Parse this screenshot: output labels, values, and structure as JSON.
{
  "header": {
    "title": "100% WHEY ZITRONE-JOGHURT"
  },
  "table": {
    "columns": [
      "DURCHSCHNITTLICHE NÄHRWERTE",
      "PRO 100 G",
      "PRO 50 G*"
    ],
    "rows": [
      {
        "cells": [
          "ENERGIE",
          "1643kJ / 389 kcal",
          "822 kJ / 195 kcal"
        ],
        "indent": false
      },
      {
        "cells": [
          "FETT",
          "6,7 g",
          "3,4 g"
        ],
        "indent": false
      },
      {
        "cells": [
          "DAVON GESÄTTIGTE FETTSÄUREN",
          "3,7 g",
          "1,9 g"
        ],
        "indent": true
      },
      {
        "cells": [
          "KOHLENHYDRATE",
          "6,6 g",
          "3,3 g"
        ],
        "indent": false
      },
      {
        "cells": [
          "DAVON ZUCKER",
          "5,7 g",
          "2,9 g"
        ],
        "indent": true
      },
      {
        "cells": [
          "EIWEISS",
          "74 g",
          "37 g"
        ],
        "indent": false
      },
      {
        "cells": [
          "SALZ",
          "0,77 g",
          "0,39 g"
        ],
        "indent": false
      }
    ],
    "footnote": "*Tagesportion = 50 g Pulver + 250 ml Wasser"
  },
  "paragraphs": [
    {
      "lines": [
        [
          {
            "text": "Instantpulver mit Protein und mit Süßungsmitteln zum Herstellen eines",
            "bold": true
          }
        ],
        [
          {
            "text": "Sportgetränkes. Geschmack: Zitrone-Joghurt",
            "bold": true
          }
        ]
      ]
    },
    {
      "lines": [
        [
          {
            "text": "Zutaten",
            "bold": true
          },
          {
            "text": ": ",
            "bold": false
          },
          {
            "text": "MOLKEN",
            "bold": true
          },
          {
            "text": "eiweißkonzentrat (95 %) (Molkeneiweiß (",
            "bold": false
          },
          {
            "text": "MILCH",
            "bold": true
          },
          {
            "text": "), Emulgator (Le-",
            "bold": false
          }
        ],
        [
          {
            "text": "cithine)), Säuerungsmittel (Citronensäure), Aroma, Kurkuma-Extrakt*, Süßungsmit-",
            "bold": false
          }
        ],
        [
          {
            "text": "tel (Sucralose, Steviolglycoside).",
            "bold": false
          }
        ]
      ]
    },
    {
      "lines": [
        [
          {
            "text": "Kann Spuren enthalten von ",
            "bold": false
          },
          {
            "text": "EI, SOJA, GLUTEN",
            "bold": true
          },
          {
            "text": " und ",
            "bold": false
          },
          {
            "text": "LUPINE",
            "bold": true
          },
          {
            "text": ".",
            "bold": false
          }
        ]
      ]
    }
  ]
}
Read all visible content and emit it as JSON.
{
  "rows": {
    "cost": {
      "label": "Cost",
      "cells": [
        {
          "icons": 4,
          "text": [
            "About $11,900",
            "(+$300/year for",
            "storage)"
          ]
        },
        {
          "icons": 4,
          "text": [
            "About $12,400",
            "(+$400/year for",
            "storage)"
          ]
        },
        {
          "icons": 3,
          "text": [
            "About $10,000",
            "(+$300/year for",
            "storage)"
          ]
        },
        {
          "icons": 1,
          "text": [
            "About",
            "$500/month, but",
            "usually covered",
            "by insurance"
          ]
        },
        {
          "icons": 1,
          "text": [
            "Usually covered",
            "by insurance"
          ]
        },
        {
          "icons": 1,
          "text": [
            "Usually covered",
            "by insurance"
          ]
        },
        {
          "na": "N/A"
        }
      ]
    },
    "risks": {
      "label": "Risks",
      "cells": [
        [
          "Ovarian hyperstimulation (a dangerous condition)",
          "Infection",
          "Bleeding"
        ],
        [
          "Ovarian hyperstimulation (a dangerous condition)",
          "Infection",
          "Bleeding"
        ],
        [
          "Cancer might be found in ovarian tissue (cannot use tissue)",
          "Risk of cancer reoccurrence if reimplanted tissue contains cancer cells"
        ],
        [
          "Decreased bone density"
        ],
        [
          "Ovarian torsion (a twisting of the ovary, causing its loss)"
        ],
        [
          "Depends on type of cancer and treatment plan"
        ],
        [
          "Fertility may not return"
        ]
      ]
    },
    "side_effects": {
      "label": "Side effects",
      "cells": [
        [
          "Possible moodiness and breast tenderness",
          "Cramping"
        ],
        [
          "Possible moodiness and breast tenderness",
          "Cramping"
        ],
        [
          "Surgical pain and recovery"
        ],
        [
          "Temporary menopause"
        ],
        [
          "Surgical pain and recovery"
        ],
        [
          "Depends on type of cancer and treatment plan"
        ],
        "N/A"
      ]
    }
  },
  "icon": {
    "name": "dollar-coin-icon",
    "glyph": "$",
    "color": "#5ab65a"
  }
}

What you need to do: Every line must be copied exactly as it stands above.

Solution for this problem:
Parse this screenshot: output labels, values, and structure as JSON.
{
  "header": {
    "title": "100% WHEY ZITRONE-JOGHURT"
  },
  "table": {
    "columns": [
      "DURCHSCHNITTLICHE NÄHRWERTE",
      "PRO 100 G",
      "PRO 50 G*"
    ],
    "rows": [
      {
        "cells": [
          "ENERGIE",
          "1643kJ / 389 kcal",
          "822 kJ / 195 kcal"
        ],
        "indent": false
      },
      {
        "cells": [
          "FETT",
          "6,7 g",
          "3,4 g"
        ],
        "indent": false
      },
      {
        "cells": [
          "DAVON GESÄTTIGTE FETTSÄUREN",
          "3,7 g",
          "1,9 g"
        ],
        "indent": true
      },
      {
        "cells": [
          "KOHLENHYDRATE",
          "6,6 g",
          "3,3 g"
        ],
        "indent": false
      },
      {
        "cells": [
          "DAVON ZUCKER",
          "5,7 g",
          "2,9 g"
        ],
        "indent": true
      },
      {
        "cells": [
          "EIWEISS",
          "74 g",
          "37 g"
        ],
        "indent": false
      },
      {
        "cells": [
          "SALZ",
          "0,77 g",
          "0,39 g"
        ],
        "indent": false
      }
    ],
    "footnote": "*Tagesportion = 50 g Pulver + 250 ml Wasser"
  },
  "paragraphs": [
    {
      "lines": [
        [
          {
            "text": "Instantpulver mit Protein und mit Süßungsmitteln zum Herstellen eines",
            "bold": true
          }
        ],
        [
          {
            "text": "Sportgetränkes. Geschmack: Zitrone-Joghurt",
            "bold": true
          }
        ]
      ]
    },
    {
      "lines": [
        [
          {
            "text": "Zutaten",
            "bold": true
          },
          {
            "text": ": ",
            "bold": false
          },
          {
            "text": "MOLKEN",
            "bold": true
          },
          {
            "text": "eiweißkonzentrat (95 %) (Molkeneiweiß (",
            "bold": false
          },
          {
            "text": "MILCH",
            "bold": true
          },
          {
            "text": "), Emulgator (Le-",
            "bold": false
          }
        ],
        [
          {
            "text": "cithine)), Säuerungsmittel (Citronensäure), Aroma, Kurkuma-Extrakt*, Süßungsmit-",
            "bold": false
          }
        ],
        [
          {
            "text": "tel (Sucralose, Steviolglycoside).",
            "bold": false
          }
        ]
      ]
    },
    {
      "lines": [
        [
          {
            "text": "Kann Spuren enthalten von ",
            "bold": false
          },
          {
            "text": "EI, SOJA, GLUTEN",
            "bold": true
          },
          {
            "text": " und ",
            "bold": false
          },
          {
            "text": "LUPINE",
            "bold": true
          },
          {
            "text": ".",
            "bold": false
          }
        ]
      ]
    }
  ]
}
Read all visible content and emit it as JSON.
{
  "rows": {
    "cost": {
      "label": "Cost",
      "cells": [
        {
          "icons": 4,
          "text": [
            "About $11,900",
            "(+$300/year for",
            "storage)"
          ]
        },
        {
          "icons": 4,
          "text": [
            "About $12,400",
            "(+$400/year for",
            "storage)"
          ]
        },
        {
          "icons": 3,
          "text": [
            "About $10,000",
            "(+$300/year for",
            "storage)"
          ]
        },
        {
          "icons": 1,
          "text": [
            "About",
            "$500/month, but",
            "usually covered",
            "by insurance"
          ]
        },
        {
          "icons": 1,
          "text": [
            "Usually covered",
            "by insurance"
          ]
        },
        {
          "icons": 1,
          "text": [
            "Usually covered",
            "by insurance"
          ]
        },
        {
          "na": "N/A"
        }
      ]
    },
    "risks": {
      "label": "Risks",
      "cells": [
        [
          "Ovarian hyperstimulation (a dangerous condition)",
          "Infection",
          "Bleeding"
        ],
        [
          "Ovarian hyperstimulation (a dangerous condition)",
          "Infection",
          "Bleeding"
        ],
        [
          "Cancer might be found in ovarian tissue (cannot use tissue)",
          "Risk of cancer reoccurrence if reimplanted tissue contains cancer cells"
        ],
        [
          "Decreased bone density"
        ],
        [
          "Ovarian torsion (a twisting of the ovary, causing its loss)"
        ],
        [
          "Depends on type of cancer and treatment plan"
        ],
        [
          "Fertility may not return"
        ]
      ]
    },
    "side_effects": {
      "label": "Side effects",
      "cells": [
        [
          "Possible moodiness and breast tenderness",
          "Cramping"
        ],
        [
          "Possible moodiness and breast tenderness",
          "Cramping"
        ],
        [
          "Surgical pain and recovery"
        ],
        [
          "Temporary menopause"
        ],
        [
          "Surgical pain and recovery"
        ],
        [
          "Depends on type of cancer and treatment plan"
        ],
        "N/A"
      ]
    }
  },
  "icon": {
    "name": "dollar-coin-icon",
    "glyph": "$",
    "color": "#5ab65a"
  }
}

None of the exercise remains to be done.